** Exercise requirements **
Transcribe all of the records word for word, but omit the pictures.

(Collected data entries)
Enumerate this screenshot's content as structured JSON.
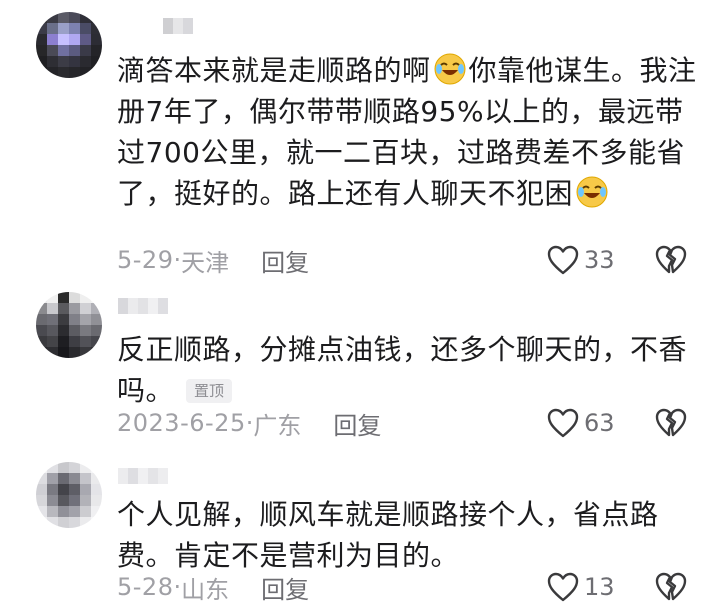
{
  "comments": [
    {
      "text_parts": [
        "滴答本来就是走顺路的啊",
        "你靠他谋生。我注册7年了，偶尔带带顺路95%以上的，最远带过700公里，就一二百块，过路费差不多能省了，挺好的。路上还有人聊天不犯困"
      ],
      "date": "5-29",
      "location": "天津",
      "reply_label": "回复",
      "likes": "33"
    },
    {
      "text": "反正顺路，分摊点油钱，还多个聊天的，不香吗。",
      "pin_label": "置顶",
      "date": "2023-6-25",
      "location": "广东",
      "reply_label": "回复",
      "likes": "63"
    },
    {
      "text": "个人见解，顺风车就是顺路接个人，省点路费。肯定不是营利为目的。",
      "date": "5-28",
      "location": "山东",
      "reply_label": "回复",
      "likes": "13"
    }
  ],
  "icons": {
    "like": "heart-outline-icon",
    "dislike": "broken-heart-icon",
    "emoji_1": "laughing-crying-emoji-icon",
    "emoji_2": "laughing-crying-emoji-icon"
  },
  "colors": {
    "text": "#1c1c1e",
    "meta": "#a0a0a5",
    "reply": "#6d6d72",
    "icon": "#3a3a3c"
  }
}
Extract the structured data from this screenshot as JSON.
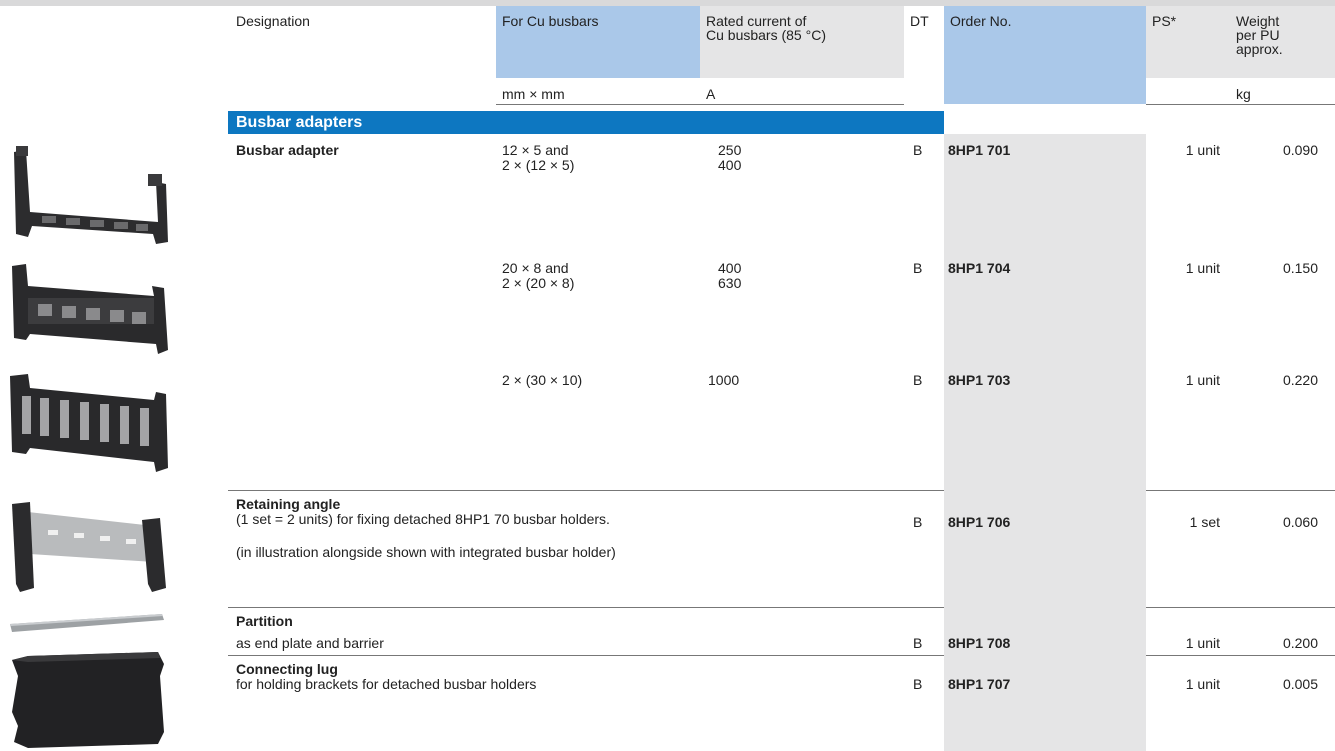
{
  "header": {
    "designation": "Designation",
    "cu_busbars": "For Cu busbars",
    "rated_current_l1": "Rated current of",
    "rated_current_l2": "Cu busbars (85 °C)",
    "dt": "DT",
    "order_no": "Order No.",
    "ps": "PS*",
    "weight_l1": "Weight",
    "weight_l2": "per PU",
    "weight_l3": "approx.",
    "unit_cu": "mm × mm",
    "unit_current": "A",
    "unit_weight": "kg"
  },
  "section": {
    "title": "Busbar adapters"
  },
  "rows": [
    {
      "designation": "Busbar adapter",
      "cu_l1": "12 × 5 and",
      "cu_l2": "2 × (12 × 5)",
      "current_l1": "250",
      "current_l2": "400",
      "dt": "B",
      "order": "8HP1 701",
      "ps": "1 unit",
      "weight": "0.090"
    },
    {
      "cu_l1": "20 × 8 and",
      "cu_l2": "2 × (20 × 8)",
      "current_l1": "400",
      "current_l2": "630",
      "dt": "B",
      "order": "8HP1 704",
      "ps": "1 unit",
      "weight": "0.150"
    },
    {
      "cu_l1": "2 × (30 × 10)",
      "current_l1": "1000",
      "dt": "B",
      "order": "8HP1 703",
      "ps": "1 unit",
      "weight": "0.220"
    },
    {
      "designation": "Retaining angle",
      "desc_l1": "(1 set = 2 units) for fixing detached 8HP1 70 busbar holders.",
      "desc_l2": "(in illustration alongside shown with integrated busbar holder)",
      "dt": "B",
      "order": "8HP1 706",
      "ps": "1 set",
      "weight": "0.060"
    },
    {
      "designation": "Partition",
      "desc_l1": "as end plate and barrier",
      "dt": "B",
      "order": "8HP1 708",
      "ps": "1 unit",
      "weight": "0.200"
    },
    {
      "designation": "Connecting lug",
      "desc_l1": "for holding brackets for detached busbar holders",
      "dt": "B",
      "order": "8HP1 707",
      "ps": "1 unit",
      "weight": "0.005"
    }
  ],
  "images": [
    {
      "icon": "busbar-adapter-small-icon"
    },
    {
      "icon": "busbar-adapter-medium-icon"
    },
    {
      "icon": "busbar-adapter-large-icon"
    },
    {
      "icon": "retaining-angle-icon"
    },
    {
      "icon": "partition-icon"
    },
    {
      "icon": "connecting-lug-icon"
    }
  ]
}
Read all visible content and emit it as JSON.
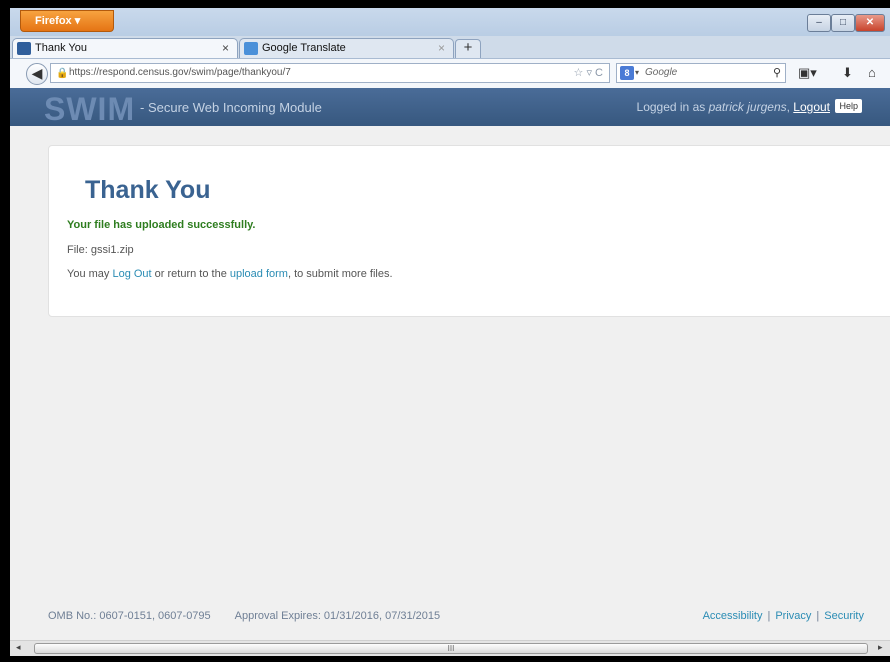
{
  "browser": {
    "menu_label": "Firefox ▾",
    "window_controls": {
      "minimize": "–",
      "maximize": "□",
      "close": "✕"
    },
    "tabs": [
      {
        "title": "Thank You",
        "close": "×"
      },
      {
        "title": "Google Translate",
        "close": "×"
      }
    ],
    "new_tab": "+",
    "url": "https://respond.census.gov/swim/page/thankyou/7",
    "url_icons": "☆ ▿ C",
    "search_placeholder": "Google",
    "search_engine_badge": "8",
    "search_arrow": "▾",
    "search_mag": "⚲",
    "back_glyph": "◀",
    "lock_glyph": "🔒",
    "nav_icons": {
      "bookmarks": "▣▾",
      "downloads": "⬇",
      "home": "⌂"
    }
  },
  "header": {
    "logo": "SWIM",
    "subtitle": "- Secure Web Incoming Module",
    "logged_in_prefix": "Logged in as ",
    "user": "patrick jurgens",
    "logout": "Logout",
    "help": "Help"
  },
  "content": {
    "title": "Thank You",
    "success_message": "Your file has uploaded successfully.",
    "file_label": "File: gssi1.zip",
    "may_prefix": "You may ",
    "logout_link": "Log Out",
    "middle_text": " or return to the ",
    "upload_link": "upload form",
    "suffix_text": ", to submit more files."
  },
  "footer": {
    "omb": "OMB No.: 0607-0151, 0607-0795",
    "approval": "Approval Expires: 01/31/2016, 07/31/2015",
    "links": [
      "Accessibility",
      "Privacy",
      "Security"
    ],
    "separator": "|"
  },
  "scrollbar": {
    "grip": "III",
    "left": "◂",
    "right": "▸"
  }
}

** The response **
Enumerate this screenshot's content as structured JSON.
{
  "comments": [
    {
      "text_parts": [
        "滴答本来就是走顺路的啊",
        "你靠他谋生。我注册7年了，偶尔带带顺路95%以上的，最远带过700公里，就一二百块，过路费差不多能省了，挺好的。路上还有人聊天不犯困"
      ],
      "date": "5-29",
      "location": "天津",
      "reply_label": "回复",
      "likes": "33"
    },
    {
      "text": "反正顺路，分摊点油钱，还多个聊天的，不香吗。",
      "pin_label": "置顶",
      "date": "2023-6-25",
      "location": "广东",
      "reply_label": "回复",
      "likes": "63"
    },
    {
      "text": "个人见解，顺风车就是顺路接个人，省点路费。肯定不是营利为目的。",
      "date": "5-28",
      "location": "山东",
      "reply_label": "回复",
      "likes": "13"
    }
  ],
  "icons": {
    "like": "heart-outline-icon",
    "dislike": "broken-heart-icon",
    "emoji_1": "laughing-crying-emoji-icon",
    "emoji_2": "laughing-crying-emoji-icon"
  },
  "colors": {
    "text": "#1c1c1e",
    "meta": "#a0a0a5",
    "reply": "#6d6d72",
    "icon": "#3a3a3c"
  }
}
Extract the structured data from this screenshot as JSON.
{
  "header": {
    "designation": "Designation",
    "cu_busbars": "For Cu busbars",
    "rated_current_l1": "Rated current of",
    "rated_current_l2": "Cu busbars (85 °C)",
    "dt": "DT",
    "order_no": "Order No.",
    "ps": "PS*",
    "weight_l1": "Weight",
    "weight_l2": "per PU",
    "weight_l3": "approx.",
    "unit_cu": "mm × mm",
    "unit_current": "A",
    "unit_weight": "kg"
  },
  "section": {
    "title": "Busbar adapters"
  },
  "rows": [
    {
      "designation": "Busbar adapter",
      "cu_l1": "12 × 5 and",
      "cu_l2": "2 × (12 × 5)",
      "current_l1": "250",
      "current_l2": "400",
      "dt": "B",
      "order": "8HP1 701",
      "ps": "1 unit",
      "weight": "0.090"
    },
    {
      "cu_l1": "20 × 8 and",
      "cu_l2": "2 × (20 × 8)",
      "current_l1": "400",
      "current_l2": "630",
      "dt": "B",
      "order": "8HP1 704",
      "ps": "1 unit",
      "weight": "0.150"
    },
    {
      "cu_l1": "2 × (30 × 10)",
      "current_l1": "1000",
      "dt": "B",
      "order": "8HP1 703",
      "ps": "1 unit",
      "weight": "0.220"
    },
    {
      "designation": "Retaining angle",
      "desc_l1": "(1 set = 2 units) for fixing detached 8HP1 70 busbar holders.",
      "desc_l2": "(in illustration alongside shown with integrated busbar holder)",
      "dt": "B",
      "order": "8HP1 706",
      "ps": "1 set",
      "weight": "0.060"
    },
    {
      "designation": "Partition",
      "desc_l1": "as end plate and barrier",
      "dt": "B",
      "order": "8HP1 708",
      "ps": "1 unit",
      "weight": "0.200"
    },
    {
      "designation": "Connecting lug",
      "desc_l1": "for holding brackets for detached busbar holders",
      "dt": "B",
      "order": "8HP1 707",
      "ps": "1 unit",
      "weight": "0.005"
    }
  ],
  "images": [
    {
      "icon": "busbar-adapter-small-icon"
    },
    {
      "icon": "busbar-adapter-medium-icon"
    },
    {
      "icon": "busbar-adapter-large-icon"
    },
    {
      "icon": "retaining-angle-icon"
    },
    {
      "icon": "partition-icon"
    },
    {
      "icon": "connecting-lug-icon"
    }
  ]
}
Read all visible content and emit it as JSON.
{
  "browser": {
    "menu_label": "Firefox ▾",
    "window_controls": {
      "minimize": "–",
      "maximize": "□",
      "close": "✕"
    },
    "tabs": [
      {
        "title": "Thank You",
        "close": "×"
      },
      {
        "title": "Google Translate",
        "close": "×"
      }
    ],
    "new_tab": "+",
    "url": "https://respond.census.gov/swim/page/thankyou/7",
    "url_icons": "☆ ▿ C",
    "search_placeholder": "Google",
    "search_engine_badge": "8",
    "search_arrow": "▾",
    "search_mag": "⚲",
    "back_glyph": "◀",
    "lock_glyph": "🔒",
    "nav_icons": {
      "bookmarks": "▣▾",
      "downloads": "⬇",
      "home": "⌂"
    }
  },
  "header": {
    "logo": "SWIM",
    "subtitle": "- Secure Web Incoming Module",
    "logged_in_prefix": "Logged in as ",
    "user": "patrick jurgens",
    "logout": "Logout",
    "help": "Help"
  },
  "content": {
    "title": "Thank You",
    "success_message": "Your file has uploaded successfully.",
    "file_label": "File: gssi1.zip",
    "may_prefix": "You may ",
    "logout_link": "Log Out",
    "middle_text": " or return to the ",
    "upload_link": "upload form",
    "suffix_text": ", to submit more files."
  },
  "footer": {
    "omb": "OMB No.: 0607-0151, 0607-0795",
    "approval": "Approval Expires: 01/31/2016, 07/31/2015",
    "links": [
      "Accessibility",
      "Privacy",
      "Security"
    ],
    "separator": "|"
  },
  "scrollbar": {
    "grip": "III",
    "left": "◂",
    "right": "▸"
  }
}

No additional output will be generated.